* _Material for the task_:
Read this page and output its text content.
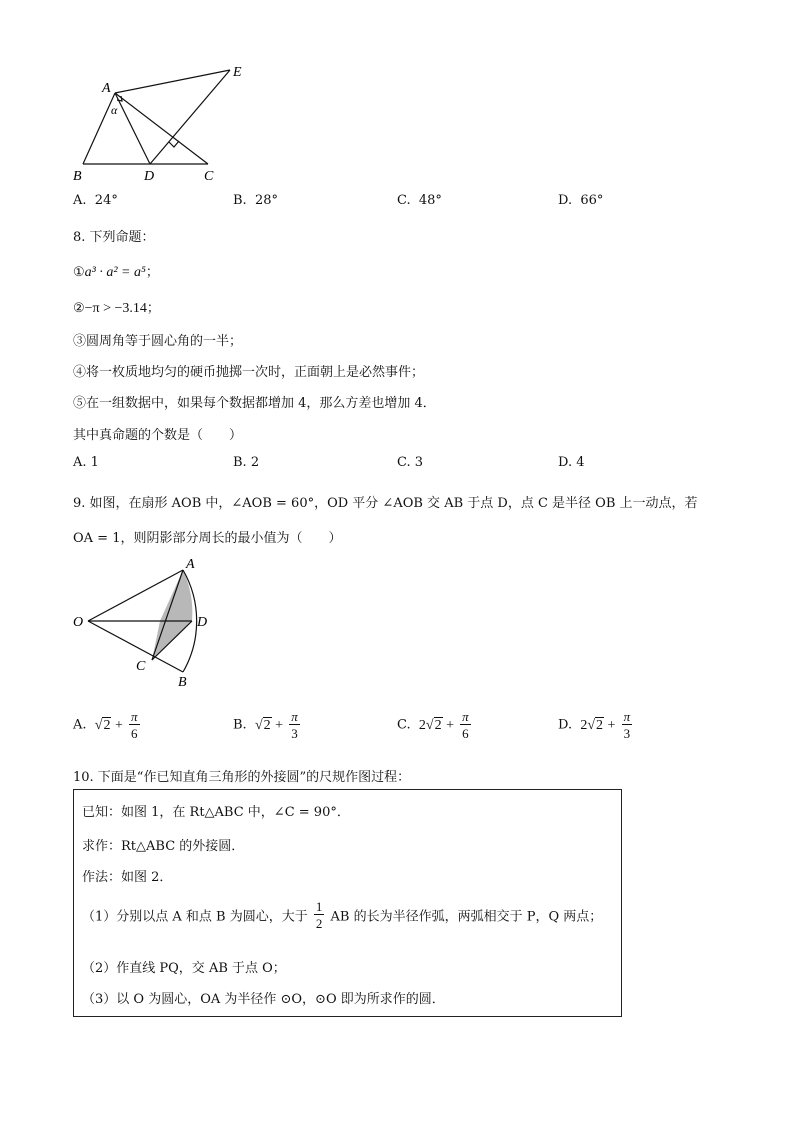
A
E
α
B	D	C
A. 24°	B. 28°	C. 48°	D. 66°
8. 下列命题：
①a³ · a² = a⁵；
②−π > −3.14；
③圆周角等于圆心角的一半；
④将一枚质地均匀的硬币抛掷一次时，正面朝上是必然事件；
⑤在一组数据中，如果每个数据都增加 4，那么方差也增加 4．
其中真命题的个数是（　　）
A. 1	B. 2	C. 3	D. 4
9. 如图，在扇形 AOB 中，∠AOB = 60°，OD 平分 ∠AOB 交 AB 于点 D，点 C 是半径 OB 上一动点，若
OA = 1，则阴影部分周长的最小值为（　　）
A
O	D
C
B
A. $√2 + \frac{\pi}{6}$	B. $√2 + \frac{\pi}{3}$	C. $2√2 + \frac{\pi}{6}$	D. $2√2 + \frac{\pi}{3}$
10. 下面是“作已知直角三角形的外接圆”的尺规作图过程：
已知：如图 1，在 Rt△ABC 中，∠C = 90°．
求作：Rt△ABC 的外接圆．
作法：如图 2．
（1）分别以点 A 和点 B 为圆心，大于 $\frac{1}{2}$ AB 的长为半径作弧，两弧相交于 P，Q 两点；
（2）作直线 PQ，交 AB 于点 O；
（3）以 O 为圆心，OA 为半径作 ⊙O，⊙O 即为所求作的圆．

* _Directive_: Your task is to return the entries above exactly, with no pictures.

* _Full solution_:
Read this page and output its text content.
A
E
α
B	D	C
A. 24°	B. 28°	C. 48°	D. 66°
8. 下列命题：
①a³ · a² = a⁵；
②−π > −3.14；
③圆周角等于圆心角的一半；
④将一枚质地均匀的硬币抛掷一次时，正面朝上是必然事件；
⑤在一组数据中，如果每个数据都增加 4，那么方差也增加 4．
其中真命题的个数是（　　）
A. 1	B. 2	C. 3	D. 4
9. 如图，在扇形 AOB 中，∠AOB = 60°，OD 平分 ∠AOB 交 AB 于点 D，点 C 是半径 OB 上一动点，若
OA = 1，则阴影部分周长的最小值为（　　）
A
O	D
C
B
A. $√2 + \frac{\pi}{6}$	B. $√2 + \frac{\pi}{3}$	C. $2√2 + \frac{\pi}{6}$	D. $2√2 + \frac{\pi}{3}$
10. 下面是“作已知直角三角形的外接圆”的尺规作图过程：
已知：如图 1，在 Rt△ABC 中，∠C = 90°．
求作：Rt△ABC 的外接圆．
作法：如图 2．
（1）分别以点 A 和点 B 为圆心，大于 $\frac{1}{2}$ AB 的长为半径作弧，两弧相交于 P，Q 两点；
（2）作直线 PQ，交 AB 于点 O；
（3）以 O 为圆心，OA 为半径作 ⊙O，⊙O 即为所求作的圆．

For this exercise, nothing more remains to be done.